[Chart and figure data]
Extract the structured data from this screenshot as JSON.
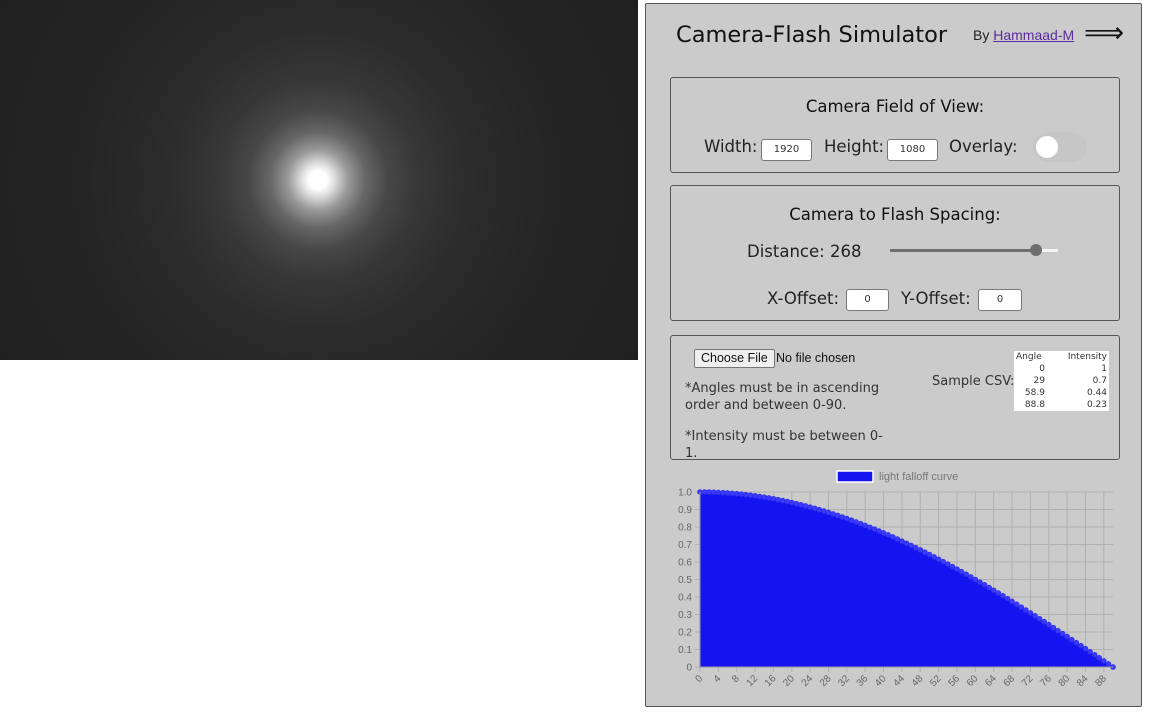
{
  "app": {
    "title": "Camera-Flash Simulator",
    "byline_prefix": "By",
    "author_link": "Hammaad-M",
    "menu_icon": "long-right-arrow-icon"
  },
  "fov": {
    "title": "Camera Field of View:",
    "width_label": "Width:",
    "width_value": "1920",
    "height_label": "Height:",
    "height_value": "1080",
    "overlay_label": "Overlay:",
    "overlay_on": false
  },
  "spacing": {
    "title": "Camera to Flash Spacing:",
    "distance_label": "Distance:",
    "distance_value": "268",
    "distance_fraction": 0.87,
    "x_offset_label": "X-Offset:",
    "x_offset_value": "0",
    "y_offset_label": "Y-Offset:",
    "y_offset_value": "0"
  },
  "csv": {
    "choose_file_label": "Choose File",
    "file_status": "No file chosen",
    "note_angles": "*Angles must be in ascending order and between 0-90.",
    "note_intensity": "*Intensity must be between 0-1.",
    "sample_label": "Sample CSV:",
    "sample_headers": [
      "Angle",
      "Intensity"
    ],
    "sample_rows": [
      [
        "0",
        "1"
      ],
      [
        "29",
        "0.7"
      ],
      [
        "58.9",
        "0.44"
      ],
      [
        "88.8",
        "0.23"
      ]
    ]
  },
  "colors": {
    "accent": "#1414f0",
    "panel_bg": "#cbcbcb"
  },
  "chart_data": {
    "type": "area",
    "series": [
      {
        "name": "light falloff curve",
        "values": "cos(angle) sampled every 1 degree from 0 to 90"
      }
    ],
    "x_ticks": [
      "0",
      "4",
      "8",
      "12",
      "16",
      "20",
      "24",
      "28",
      "32",
      "36",
      "40",
      "44",
      "48",
      "52",
      "56",
      "60",
      "64",
      "68",
      "72",
      "76",
      "80",
      "84",
      "88"
    ],
    "y_ticks": [
      "0",
      "0.1",
      "0.2",
      "0.3",
      "0.4",
      "0.5",
      "0.6",
      "0.7",
      "0.8",
      "0.9",
      "1.0"
    ],
    "xlim": [
      0,
      90
    ],
    "ylim": [
      0,
      1
    ],
    "x_step": 1,
    "grid": true,
    "legend": "top"
  }
}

EXERCISE DESCRIPTION - From the listing, extract all text exactly as given and drop any picture.

RESPONSE -
Extract the structured data from this screenshot as JSON.
{
  "app": {
    "title": "Camera-Flash Simulator",
    "byline_prefix": "By",
    "author_link": "Hammaad-M",
    "menu_icon": "long-right-arrow-icon"
  },
  "fov": {
    "title": "Camera Field of View:",
    "width_label": "Width:",
    "width_value": "1920",
    "height_label": "Height:",
    "height_value": "1080",
    "overlay_label": "Overlay:",
    "overlay_on": false
  },
  "spacing": {
    "title": "Camera to Flash Spacing:",
    "distance_label": "Distance:",
    "distance_value": "268",
    "distance_fraction": 0.87,
    "x_offset_label": "X-Offset:",
    "x_offset_value": "0",
    "y_offset_label": "Y-Offset:",
    "y_offset_value": "0"
  },
  "csv": {
    "choose_file_label": "Choose File",
    "file_status": "No file chosen",
    "note_angles": "*Angles must be in ascending order and between 0-90.",
    "note_intensity": "*Intensity must be between 0-1.",
    "sample_label": "Sample CSV:",
    "sample_headers": [
      "Angle",
      "Intensity"
    ],
    "sample_rows": [
      [
        "0",
        "1"
      ],
      [
        "29",
        "0.7"
      ],
      [
        "58.9",
        "0.44"
      ],
      [
        "88.8",
        "0.23"
      ]
    ]
  },
  "colors": {
    "accent": "#1414f0",
    "panel_bg": "#cbcbcb"
  },
  "chart_data": {
    "type": "area",
    "series": [
      {
        "name": "light falloff curve",
        "values": "cos(angle) sampled every 1 degree from 0 to 90"
      }
    ],
    "x_ticks": [
      "0",
      "4",
      "8",
      "12",
      "16",
      "20",
      "24",
      "28",
      "32",
      "36",
      "40",
      "44",
      "48",
      "52",
      "56",
      "60",
      "64",
      "68",
      "72",
      "76",
      "80",
      "84",
      "88"
    ],
    "y_ticks": [
      "0",
      "0.1",
      "0.2",
      "0.3",
      "0.4",
      "0.5",
      "0.6",
      "0.7",
      "0.8",
      "0.9",
      "1.0"
    ],
    "xlim": [
      0,
      90
    ],
    "ylim": [
      0,
      1
    ],
    "x_step": 1,
    "grid": true,
    "legend": "top"
  }
}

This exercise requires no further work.